## AUFGABENSTELLUNG
Kopieren Sie die Zeilen der Datensätze unverändert, beginnend mit deren Anfang und fortlaufend bis einschließlich der Zeile mit "- svg-text:2021-22: 2021-22: [338, 832, 421, 855]".
**** VORLIEGENDE DATENSÄTZE ****
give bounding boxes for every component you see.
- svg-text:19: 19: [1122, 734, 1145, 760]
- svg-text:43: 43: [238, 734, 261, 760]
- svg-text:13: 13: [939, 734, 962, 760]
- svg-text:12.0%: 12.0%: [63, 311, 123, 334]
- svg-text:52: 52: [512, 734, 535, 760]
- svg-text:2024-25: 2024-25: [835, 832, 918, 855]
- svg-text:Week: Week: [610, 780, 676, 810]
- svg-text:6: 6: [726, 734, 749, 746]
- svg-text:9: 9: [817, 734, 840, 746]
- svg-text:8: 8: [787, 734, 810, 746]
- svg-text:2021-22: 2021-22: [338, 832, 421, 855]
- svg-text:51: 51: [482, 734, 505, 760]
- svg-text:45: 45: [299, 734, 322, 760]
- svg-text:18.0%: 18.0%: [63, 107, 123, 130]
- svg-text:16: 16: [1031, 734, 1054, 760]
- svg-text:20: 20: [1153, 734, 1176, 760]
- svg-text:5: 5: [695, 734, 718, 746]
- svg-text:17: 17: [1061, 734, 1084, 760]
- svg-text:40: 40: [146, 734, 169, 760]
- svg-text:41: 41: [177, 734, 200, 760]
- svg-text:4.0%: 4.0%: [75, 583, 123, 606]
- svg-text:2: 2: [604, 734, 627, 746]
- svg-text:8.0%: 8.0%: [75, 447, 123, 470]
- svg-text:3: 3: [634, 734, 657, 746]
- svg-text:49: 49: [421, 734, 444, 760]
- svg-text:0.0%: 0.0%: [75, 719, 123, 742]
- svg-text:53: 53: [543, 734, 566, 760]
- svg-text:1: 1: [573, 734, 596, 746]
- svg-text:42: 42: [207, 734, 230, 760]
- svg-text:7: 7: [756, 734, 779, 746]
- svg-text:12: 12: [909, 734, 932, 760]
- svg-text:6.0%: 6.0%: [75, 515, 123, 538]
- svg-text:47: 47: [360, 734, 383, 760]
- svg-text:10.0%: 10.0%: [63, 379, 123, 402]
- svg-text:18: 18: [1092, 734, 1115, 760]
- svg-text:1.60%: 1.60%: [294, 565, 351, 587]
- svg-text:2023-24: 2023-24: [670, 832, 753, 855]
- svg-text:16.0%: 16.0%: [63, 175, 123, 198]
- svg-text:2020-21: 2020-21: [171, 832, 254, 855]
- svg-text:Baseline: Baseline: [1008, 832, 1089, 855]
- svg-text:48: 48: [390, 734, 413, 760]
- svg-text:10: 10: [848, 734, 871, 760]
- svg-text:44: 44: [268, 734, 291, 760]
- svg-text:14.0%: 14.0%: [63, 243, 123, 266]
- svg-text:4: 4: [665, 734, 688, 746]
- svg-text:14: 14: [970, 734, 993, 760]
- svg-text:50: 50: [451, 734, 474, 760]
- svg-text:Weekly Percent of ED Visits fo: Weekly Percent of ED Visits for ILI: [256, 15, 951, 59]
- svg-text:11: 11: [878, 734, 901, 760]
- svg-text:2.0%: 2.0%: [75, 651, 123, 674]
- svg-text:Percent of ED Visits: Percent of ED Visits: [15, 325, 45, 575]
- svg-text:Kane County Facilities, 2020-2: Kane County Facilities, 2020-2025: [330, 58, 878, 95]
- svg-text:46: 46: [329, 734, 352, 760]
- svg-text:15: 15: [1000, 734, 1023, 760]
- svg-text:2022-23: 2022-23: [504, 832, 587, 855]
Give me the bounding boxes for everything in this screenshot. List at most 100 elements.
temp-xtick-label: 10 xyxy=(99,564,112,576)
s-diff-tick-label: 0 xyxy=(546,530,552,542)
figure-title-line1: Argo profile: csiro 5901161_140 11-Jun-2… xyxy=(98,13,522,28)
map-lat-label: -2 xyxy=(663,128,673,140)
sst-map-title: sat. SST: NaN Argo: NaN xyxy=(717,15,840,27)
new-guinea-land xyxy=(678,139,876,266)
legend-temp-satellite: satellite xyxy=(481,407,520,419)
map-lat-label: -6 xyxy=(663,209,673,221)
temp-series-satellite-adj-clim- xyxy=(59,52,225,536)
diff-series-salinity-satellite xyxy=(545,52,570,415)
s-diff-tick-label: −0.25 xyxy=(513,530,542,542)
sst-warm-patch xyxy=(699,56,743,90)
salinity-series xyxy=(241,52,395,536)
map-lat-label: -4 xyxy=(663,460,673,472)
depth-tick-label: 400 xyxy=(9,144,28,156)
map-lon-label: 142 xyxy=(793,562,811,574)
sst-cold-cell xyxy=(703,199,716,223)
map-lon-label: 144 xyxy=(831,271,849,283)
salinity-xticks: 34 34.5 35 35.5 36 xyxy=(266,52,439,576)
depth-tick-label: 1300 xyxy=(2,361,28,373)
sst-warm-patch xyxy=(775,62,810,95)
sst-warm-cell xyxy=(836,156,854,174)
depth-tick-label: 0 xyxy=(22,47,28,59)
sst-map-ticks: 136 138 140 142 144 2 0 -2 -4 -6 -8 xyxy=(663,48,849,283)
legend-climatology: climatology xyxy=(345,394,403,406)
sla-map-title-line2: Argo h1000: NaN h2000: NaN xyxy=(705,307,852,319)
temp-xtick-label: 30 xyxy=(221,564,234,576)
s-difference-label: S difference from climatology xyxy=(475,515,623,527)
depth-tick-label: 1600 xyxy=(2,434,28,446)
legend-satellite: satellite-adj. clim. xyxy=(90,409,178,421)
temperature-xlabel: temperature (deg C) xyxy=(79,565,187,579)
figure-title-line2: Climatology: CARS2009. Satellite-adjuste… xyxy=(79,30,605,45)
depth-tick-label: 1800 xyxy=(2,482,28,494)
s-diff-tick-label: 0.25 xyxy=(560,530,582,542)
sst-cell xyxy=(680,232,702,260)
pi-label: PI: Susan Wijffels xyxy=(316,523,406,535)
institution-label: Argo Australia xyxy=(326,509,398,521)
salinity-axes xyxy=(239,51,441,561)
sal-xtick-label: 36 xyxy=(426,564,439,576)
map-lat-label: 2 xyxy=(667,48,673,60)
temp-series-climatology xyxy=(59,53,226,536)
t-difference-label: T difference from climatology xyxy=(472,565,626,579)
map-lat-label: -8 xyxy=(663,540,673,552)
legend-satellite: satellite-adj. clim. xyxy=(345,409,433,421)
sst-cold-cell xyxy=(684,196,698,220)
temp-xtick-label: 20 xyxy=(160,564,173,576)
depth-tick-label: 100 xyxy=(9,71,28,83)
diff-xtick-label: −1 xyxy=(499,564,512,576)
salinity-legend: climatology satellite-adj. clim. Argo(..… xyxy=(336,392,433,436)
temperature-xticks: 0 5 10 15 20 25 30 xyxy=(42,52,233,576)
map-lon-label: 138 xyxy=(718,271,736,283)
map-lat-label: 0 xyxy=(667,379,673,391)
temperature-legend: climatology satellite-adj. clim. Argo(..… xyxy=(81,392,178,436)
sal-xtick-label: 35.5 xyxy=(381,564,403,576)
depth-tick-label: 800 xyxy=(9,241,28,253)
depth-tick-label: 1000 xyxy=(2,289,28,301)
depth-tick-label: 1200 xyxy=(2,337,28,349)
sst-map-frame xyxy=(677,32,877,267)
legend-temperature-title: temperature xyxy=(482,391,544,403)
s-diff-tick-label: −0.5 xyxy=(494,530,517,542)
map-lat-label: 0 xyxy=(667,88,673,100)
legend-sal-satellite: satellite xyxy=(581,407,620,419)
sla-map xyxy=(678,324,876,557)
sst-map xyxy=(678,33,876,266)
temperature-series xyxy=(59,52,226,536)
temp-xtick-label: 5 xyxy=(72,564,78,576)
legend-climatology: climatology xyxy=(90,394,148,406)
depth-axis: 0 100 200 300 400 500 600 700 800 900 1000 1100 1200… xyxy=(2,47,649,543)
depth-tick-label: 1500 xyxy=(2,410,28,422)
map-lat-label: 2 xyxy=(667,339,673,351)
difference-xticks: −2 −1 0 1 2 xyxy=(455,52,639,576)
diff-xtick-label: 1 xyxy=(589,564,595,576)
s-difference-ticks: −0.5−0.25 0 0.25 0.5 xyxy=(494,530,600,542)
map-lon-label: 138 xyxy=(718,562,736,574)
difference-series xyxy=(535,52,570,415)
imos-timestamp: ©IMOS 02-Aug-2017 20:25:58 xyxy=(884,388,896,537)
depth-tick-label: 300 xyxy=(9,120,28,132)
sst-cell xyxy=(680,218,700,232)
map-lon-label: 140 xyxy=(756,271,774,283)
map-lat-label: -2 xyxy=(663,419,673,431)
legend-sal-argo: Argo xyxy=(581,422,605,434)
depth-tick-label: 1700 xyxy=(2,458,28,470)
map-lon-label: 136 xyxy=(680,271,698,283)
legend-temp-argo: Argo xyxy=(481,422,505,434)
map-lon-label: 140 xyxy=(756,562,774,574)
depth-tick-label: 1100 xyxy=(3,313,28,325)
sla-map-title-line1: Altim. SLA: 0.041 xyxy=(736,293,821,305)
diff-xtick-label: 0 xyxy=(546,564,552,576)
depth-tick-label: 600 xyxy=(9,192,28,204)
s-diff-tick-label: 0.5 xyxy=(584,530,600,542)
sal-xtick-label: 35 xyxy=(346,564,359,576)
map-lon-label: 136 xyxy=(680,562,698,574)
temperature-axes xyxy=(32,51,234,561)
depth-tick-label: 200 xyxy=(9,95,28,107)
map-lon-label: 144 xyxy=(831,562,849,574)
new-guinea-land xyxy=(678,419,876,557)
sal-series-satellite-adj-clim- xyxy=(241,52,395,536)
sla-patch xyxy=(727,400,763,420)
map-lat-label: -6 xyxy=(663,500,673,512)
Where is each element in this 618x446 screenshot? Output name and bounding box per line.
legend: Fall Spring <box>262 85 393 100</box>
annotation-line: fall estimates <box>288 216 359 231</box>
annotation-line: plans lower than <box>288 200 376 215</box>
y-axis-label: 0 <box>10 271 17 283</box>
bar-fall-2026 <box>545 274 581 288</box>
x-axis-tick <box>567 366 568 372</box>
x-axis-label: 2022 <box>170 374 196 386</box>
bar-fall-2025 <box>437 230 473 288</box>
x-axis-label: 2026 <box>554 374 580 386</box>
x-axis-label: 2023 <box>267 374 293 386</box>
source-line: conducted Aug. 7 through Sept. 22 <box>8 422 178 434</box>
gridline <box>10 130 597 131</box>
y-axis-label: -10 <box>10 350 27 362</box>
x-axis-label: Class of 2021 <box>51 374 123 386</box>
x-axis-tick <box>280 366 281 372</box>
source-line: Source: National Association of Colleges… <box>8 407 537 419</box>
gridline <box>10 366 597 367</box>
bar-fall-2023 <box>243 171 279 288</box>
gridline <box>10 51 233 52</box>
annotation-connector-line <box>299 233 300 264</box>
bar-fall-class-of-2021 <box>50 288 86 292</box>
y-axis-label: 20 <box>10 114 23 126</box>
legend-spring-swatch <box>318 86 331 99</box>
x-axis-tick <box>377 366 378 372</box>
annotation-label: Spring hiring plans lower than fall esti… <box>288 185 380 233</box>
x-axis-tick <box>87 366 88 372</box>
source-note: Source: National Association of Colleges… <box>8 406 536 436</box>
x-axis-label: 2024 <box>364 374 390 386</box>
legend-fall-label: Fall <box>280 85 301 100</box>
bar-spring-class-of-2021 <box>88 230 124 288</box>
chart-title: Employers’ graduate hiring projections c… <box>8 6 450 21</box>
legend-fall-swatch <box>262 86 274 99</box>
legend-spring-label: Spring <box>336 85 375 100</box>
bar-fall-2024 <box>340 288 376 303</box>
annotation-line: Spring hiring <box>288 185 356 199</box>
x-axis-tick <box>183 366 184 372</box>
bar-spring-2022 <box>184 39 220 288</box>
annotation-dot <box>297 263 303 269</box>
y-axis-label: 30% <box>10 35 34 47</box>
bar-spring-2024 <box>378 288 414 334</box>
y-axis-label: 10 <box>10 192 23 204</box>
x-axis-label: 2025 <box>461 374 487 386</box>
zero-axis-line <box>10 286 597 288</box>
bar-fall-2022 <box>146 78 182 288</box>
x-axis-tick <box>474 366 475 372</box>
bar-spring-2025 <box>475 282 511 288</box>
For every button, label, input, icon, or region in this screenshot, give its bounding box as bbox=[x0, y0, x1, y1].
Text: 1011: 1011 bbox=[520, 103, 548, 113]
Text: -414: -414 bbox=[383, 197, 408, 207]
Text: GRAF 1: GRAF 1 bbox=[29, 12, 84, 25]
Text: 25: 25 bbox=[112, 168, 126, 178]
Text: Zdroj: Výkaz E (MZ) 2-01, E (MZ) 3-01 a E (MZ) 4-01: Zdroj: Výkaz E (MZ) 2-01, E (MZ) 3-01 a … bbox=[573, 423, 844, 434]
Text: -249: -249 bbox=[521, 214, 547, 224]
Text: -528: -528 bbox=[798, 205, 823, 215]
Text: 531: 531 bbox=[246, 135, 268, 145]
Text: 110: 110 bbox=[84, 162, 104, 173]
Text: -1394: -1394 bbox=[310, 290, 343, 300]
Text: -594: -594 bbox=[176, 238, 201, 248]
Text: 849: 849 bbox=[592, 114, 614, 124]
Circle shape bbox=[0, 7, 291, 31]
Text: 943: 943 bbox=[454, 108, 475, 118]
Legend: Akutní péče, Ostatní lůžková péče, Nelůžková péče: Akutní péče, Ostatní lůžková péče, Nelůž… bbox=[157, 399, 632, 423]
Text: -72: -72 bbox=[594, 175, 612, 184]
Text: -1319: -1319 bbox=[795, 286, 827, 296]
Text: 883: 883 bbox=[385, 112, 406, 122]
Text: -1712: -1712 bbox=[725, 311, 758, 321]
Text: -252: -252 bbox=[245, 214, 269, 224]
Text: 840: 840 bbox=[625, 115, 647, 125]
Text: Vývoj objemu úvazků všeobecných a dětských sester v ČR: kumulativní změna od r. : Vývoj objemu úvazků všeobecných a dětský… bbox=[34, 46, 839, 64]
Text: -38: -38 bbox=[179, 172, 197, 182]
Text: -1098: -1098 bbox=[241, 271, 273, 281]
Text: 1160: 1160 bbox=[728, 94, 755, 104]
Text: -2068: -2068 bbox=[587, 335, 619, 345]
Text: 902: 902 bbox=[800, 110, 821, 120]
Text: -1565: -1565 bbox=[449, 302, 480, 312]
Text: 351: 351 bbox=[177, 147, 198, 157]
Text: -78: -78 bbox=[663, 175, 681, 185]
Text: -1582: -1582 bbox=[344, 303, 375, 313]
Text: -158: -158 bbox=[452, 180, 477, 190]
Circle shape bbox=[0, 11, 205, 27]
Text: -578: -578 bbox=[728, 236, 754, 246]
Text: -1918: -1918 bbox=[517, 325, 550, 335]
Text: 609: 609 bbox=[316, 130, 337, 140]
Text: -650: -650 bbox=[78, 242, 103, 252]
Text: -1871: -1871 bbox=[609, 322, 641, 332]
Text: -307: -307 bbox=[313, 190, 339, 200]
****
## KORREKTE LÖSUNG
give bounding boxes for every component you see.
- svg-text:19: 19: [1122, 734, 1145, 760]
- svg-text:43: 43: [238, 734, 261, 760]
- svg-text:13: 13: [939, 734, 962, 760]
- svg-text:12.0%: 12.0%: [63, 311, 123, 334]
- svg-text:52: 52: [512, 734, 535, 760]
- svg-text:2024-25: 2024-25: [835, 832, 918, 855]
- svg-text:Week: Week: [610, 780, 676, 810]
- svg-text:6: 6: [726, 734, 749, 746]
- svg-text:9: 9: [817, 734, 840, 746]
- svg-text:8: 8: [787, 734, 810, 746]
- svg-text:2021-22: 2021-22: [338, 832, 421, 855]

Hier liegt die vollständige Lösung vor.